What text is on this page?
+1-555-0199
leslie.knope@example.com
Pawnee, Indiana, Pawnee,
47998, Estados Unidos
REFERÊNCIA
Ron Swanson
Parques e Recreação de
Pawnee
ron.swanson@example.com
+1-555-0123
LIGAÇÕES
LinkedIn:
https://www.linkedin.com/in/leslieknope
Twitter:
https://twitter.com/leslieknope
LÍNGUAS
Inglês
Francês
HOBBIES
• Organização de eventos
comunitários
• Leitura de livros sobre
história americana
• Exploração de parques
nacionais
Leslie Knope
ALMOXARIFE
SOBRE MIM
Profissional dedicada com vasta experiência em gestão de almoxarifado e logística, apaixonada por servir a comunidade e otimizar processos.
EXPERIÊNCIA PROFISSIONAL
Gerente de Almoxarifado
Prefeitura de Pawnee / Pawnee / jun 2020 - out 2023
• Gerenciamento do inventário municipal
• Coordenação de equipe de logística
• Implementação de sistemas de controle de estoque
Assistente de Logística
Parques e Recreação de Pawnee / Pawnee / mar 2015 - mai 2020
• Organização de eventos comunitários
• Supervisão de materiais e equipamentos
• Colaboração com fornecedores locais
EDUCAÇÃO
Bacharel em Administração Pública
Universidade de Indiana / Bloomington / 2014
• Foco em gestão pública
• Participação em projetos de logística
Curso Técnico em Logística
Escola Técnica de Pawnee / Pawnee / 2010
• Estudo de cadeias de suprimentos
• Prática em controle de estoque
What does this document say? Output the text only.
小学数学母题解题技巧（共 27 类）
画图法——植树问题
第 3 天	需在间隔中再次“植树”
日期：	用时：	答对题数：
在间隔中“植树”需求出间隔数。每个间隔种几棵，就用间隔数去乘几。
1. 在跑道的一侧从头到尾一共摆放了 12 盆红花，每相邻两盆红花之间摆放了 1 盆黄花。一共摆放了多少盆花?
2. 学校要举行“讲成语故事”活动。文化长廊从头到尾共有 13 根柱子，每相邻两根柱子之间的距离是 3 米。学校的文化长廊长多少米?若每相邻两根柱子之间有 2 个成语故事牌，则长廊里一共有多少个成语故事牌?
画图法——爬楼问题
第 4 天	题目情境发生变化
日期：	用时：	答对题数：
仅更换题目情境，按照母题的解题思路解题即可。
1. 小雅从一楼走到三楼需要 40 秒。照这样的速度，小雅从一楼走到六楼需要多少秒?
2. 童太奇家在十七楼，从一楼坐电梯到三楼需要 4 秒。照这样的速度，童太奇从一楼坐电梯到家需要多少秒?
..............................
◆ Goal:
Go through the material above and copy each line that has the word "this".

◆ Exercise solution:
What text is on this page?
What does this document say? Output the text only.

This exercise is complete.